--- start MATERIALS PROVIDED ---
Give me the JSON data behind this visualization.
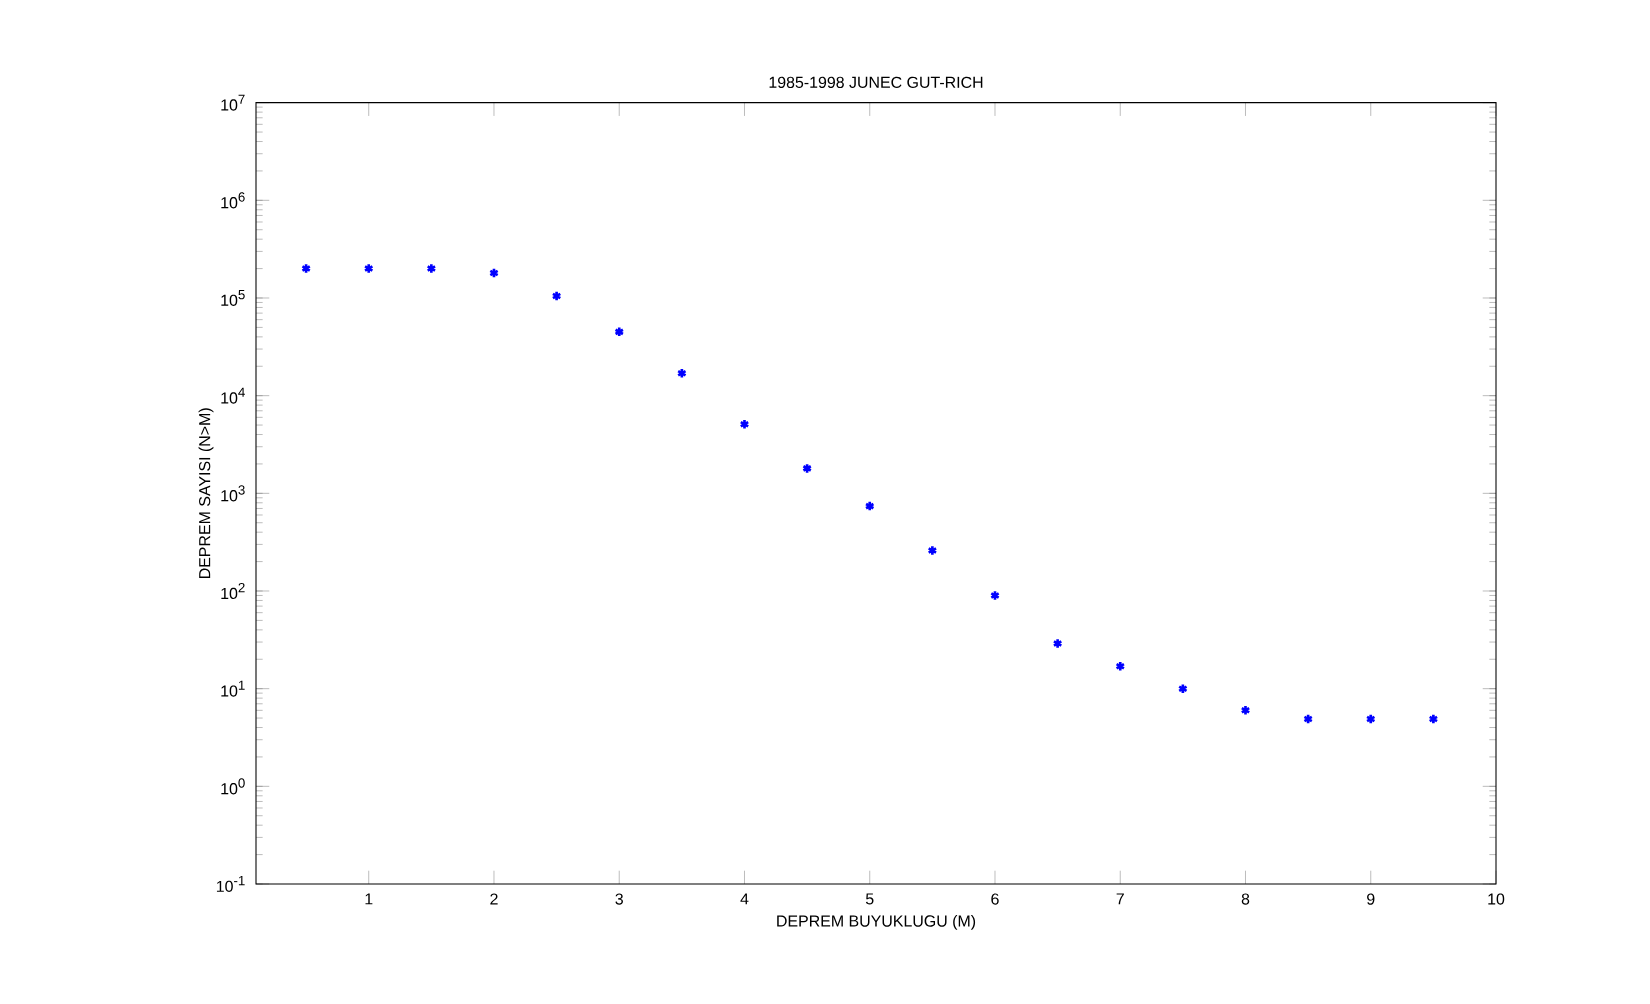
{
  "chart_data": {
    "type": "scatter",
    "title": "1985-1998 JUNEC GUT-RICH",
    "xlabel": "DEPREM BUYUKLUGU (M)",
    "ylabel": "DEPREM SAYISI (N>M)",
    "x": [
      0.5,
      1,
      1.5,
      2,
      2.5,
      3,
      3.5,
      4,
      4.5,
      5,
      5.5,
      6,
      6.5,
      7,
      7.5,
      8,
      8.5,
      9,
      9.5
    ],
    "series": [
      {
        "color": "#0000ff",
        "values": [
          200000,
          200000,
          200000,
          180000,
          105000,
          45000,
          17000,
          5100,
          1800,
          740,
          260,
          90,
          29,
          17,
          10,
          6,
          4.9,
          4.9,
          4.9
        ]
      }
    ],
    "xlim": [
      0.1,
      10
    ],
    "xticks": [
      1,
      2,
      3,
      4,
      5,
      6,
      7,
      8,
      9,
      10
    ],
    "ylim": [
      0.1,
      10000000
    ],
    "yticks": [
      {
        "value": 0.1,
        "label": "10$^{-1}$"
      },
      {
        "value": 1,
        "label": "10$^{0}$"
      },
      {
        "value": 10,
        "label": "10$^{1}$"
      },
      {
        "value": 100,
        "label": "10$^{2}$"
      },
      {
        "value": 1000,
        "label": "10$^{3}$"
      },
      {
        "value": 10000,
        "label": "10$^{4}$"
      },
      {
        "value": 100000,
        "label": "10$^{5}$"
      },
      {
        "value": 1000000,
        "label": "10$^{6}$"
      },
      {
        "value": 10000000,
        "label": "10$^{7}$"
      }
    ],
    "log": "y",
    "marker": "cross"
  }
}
--- end MATERIALS PROVIDED ---
--- start MATERIALS PROVIDED ---
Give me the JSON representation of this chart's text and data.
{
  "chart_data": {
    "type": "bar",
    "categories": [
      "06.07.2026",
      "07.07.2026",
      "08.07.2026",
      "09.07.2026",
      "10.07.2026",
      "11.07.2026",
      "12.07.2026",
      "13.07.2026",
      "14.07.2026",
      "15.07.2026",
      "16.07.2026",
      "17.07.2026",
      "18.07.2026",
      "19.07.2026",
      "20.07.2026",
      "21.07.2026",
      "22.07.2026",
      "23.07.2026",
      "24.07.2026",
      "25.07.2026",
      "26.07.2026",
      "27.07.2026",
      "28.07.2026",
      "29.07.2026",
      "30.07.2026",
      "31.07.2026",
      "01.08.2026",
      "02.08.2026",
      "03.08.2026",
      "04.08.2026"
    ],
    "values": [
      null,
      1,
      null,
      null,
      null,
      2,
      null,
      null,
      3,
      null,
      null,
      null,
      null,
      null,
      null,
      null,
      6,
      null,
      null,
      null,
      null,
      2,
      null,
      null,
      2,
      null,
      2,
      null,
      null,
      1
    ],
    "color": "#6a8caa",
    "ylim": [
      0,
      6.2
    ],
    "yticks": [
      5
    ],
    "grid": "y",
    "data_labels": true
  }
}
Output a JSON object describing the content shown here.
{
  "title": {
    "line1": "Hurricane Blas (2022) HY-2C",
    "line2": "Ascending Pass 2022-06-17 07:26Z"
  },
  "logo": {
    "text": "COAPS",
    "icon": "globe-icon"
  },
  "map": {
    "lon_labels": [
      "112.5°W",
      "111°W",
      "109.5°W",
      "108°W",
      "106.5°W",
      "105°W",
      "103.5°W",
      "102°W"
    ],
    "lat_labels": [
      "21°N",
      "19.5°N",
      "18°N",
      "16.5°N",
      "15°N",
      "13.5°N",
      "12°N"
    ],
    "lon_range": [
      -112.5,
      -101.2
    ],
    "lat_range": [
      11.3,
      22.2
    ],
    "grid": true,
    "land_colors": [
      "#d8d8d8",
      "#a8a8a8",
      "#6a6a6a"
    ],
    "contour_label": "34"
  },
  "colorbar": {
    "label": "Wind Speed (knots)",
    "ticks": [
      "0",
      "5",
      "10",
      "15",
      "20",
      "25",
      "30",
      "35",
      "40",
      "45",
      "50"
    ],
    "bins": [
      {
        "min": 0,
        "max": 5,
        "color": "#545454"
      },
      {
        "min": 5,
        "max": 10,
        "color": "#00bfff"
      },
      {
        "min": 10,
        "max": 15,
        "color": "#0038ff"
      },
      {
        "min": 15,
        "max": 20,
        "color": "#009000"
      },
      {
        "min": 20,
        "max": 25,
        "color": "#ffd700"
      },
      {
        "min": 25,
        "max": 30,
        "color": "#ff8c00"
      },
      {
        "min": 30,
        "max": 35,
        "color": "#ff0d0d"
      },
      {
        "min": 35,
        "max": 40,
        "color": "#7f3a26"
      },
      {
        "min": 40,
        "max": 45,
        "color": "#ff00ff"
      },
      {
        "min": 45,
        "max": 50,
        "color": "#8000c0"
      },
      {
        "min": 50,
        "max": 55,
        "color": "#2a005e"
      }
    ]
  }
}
--- end MATERIALS PROVIDED ---
WHAT YOU NEED TO DO: Wherever "DEPREM" shows up in a line, copy that line.

WRITTEN RESPONSE:
    "xlabel": "DEPREM BUYUKLUGU (M)",
    "ylabel": "DEPREM SAYISI (N>M)",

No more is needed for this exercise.